Review the listing and copy each line that holds the word "content".

Record extracts>
[START]
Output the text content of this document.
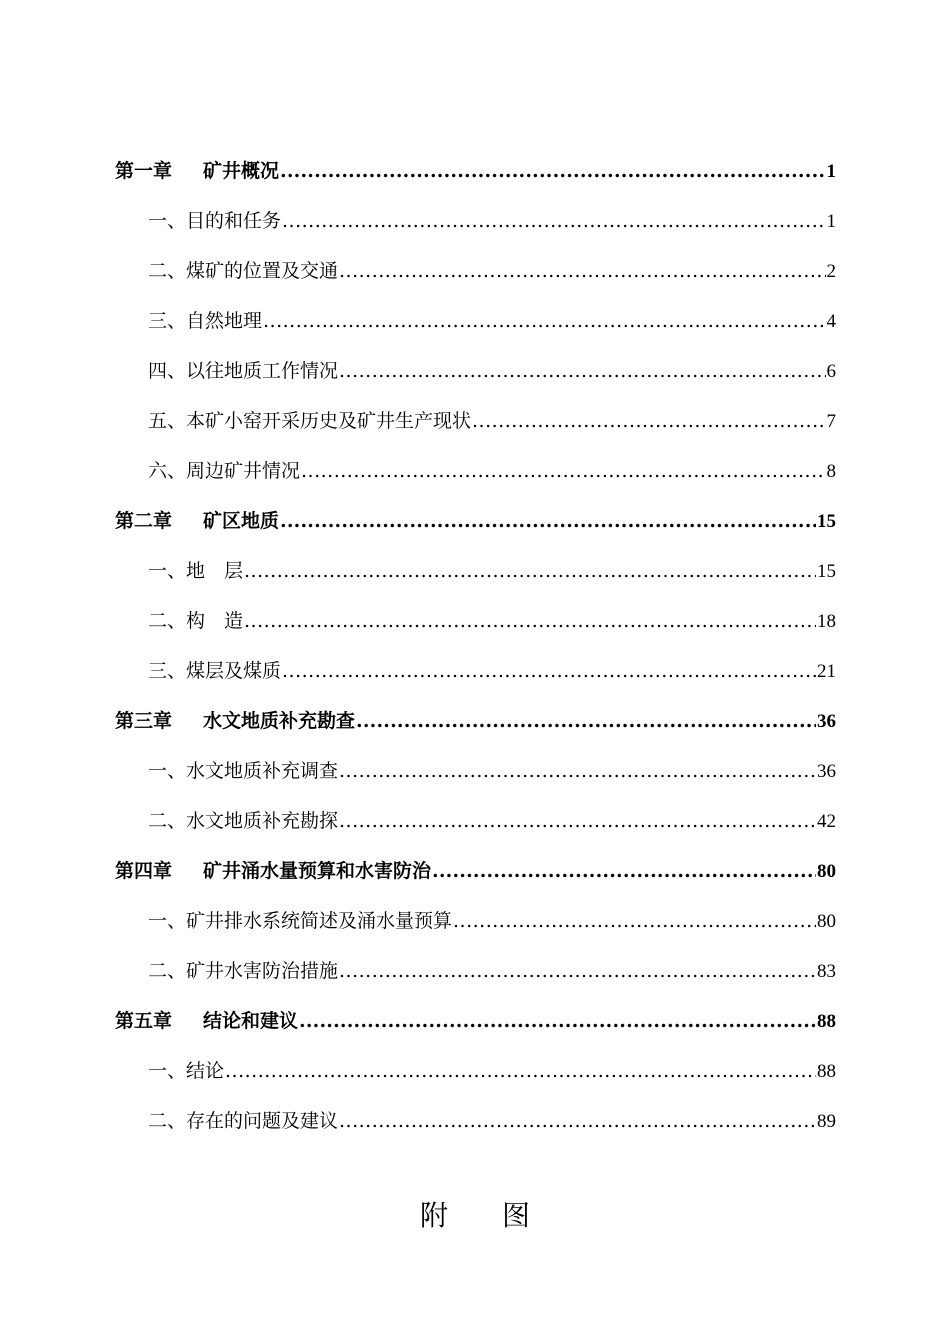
第一章	矿井概况 .....	1
一、目的和任务 .....	1
二、煤矿的位置及交通 .....	2
三、自然地理 .....	4
四、以往地质工作情况 .....	6
五、本矿小窑开采历史及矿井生产现状 .....	7
六、周边矿井情况 .....	8
第二章	矿区地质 .....	15
一、地　层 .....	15
二、构　造 .....	18
三、煤层及煤质 .....	21
第三章	水文地质补充勘查 .....	36
一、水文地质补充调查 .....	36
二、水文地质补充勘探 .....	42
第四章	矿井涌水量预算和水害防治 .....	80
一、矿井排水系统简述及涌水量预算 .....	80
二、矿井水害防治措施 .....	83
第五章	结论和建议 .....	88
一、结论 .....	88
二、存在的问题及建议 .....	89
附图
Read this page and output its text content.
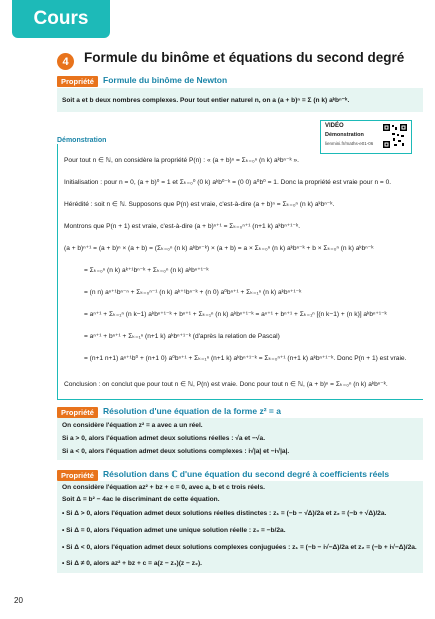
Cours
4	Formule du binôme et équations du second degré
Propriété	Formule du binôme de Newton
Soit a et b deux nombres complexes. Pour tout entier naturel n, on a (a + b)ⁿ = Σ (n k) aᵏbⁿ⁻ᵏ.
VIDÉO
Démonstration
lienmini.fr/maths-e01-06
Démonstration
Pour tout n ∈ ℕ, on considère la propriété P(n) : « (a + b)ⁿ = Σₖ₌₀ⁿ (n k) aᵏbⁿ⁻ᵏ ».
Initialisation : pour n = 0, (a + b)⁰ = 1 et Σₖ₌₀⁰ (0 k) aᵏb⁰⁻ᵏ = (0 0) a⁰b⁰ = 1. Donc la propriété est vraie pour n = 0.
Hérédité : soit n ∈ ℕ. Supposons que P(n) est vraie, c'est-à-dire (a + b)ⁿ = Σₖ₌₀ⁿ (n k) aᵏbⁿ⁻ᵏ.
Montrons que P(n + 1) est vraie, c'est-à-dire (a + b)ⁿ⁺¹ = Σₖ₌₀ⁿ⁺¹ (n+1 k) aᵏbⁿ⁺¹⁻ᵏ.
(a + b)ⁿ⁺¹ = (a + b)ⁿ × (a + b) = (Σₖ₌₀ⁿ (n k) aᵏbⁿ⁻ᵏ) × (a + b) = a × Σₖ₌₀ⁿ (n k) aᵏbⁿ⁻ᵏ + b × Σₖ₌₀ⁿ (n k) aᵏbⁿ⁻ᵏ
= Σₖ₌₀ⁿ (n k) aᵏ⁺¹bⁿ⁻ᵏ + Σₖ₌₀ⁿ (n k) aᵏbⁿ⁺¹⁻ᵏ
= (n n) aⁿ⁺¹bⁿ⁻ⁿ + Σₖ₌₀ⁿ⁻¹ (n k) aᵏ⁺¹bⁿ⁻ᵏ + (n 0) a⁰bⁿ⁺¹ + Σₖ₌₁ⁿ (n k) aᵏbⁿ⁺¹⁻ᵏ
= aⁿ⁺¹ + Σₖ₌₁ⁿ (n k−1) aᵏbⁿ⁺¹⁻ᵏ + bⁿ⁺¹ + Σₖ₌₁ⁿ (n k) aᵏbⁿ⁺¹⁻ᵏ = aⁿ⁺¹ + bⁿ⁺¹ + Σₖ₌₁ⁿ [(n k−1) + (n k)] aᵏbⁿ⁺¹⁻ᵏ
= aⁿ⁺¹ + bⁿ⁺¹ + Σₖ₌₁ⁿ (n+1 k) aᵏbⁿ⁺¹⁻ᵏ (d'après la relation de Pascal)
= (n+1 n+1) aⁿ⁺¹b⁰ + (n+1 0) a⁰bⁿ⁺¹ + Σₖ₌₁ⁿ (n+1 k) aᵏbⁿ⁺¹⁻ᵏ = Σₖ₌₀ⁿ⁺¹ (n+1 k) aᵏbⁿ⁺¹⁻ᵏ. Donc P(n + 1) est vraie.
Conclusion : on conclut que pour tout n ∈ ℕ, P(n) est vraie. Donc pour tout n ∈ ℕ, (a + b)ⁿ = Σₖ₌₀ⁿ (n k) aᵏbⁿ⁻ᵏ.
Propriété	Résolution d'une équation de la forme z² = a
On considère l'équation z² = a avec a un réel.
Si a > 0, alors l'équation admet deux solutions réelles : √a et −√a.
Si a < 0, alors l'équation admet deux solutions complexes : i√|a| et −i√|a|.
Propriété	Résolution dans ℂ d'une équation du second degré à coefficients réels
On considère l'équation az² + bz + c = 0, avec a, b et c trois réels.
Soit Δ = b² − 4ac le discriminant de cette équation.
• Si Δ > 0, alors l'équation admet deux solutions réelles distinctes : z₁ = (−b − √Δ)/2a et z₂ = (−b + √Δ)/2a.
• Si Δ = 0, alors l'équation admet une unique solution réelle : z₀ = −b/2a.
• Si Δ < 0, alors l'équation admet deux solutions complexes conjuguées : z₁ = (−b − i√−Δ)/2a et z₂ = (−b + i√−Δ)/2a.
• Si Δ ≠ 0, alors az² + bz + c = a(z − z₁)(z − z₂).
20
[END]
Output>
Output the text content of this document.
Read this page and output its text content.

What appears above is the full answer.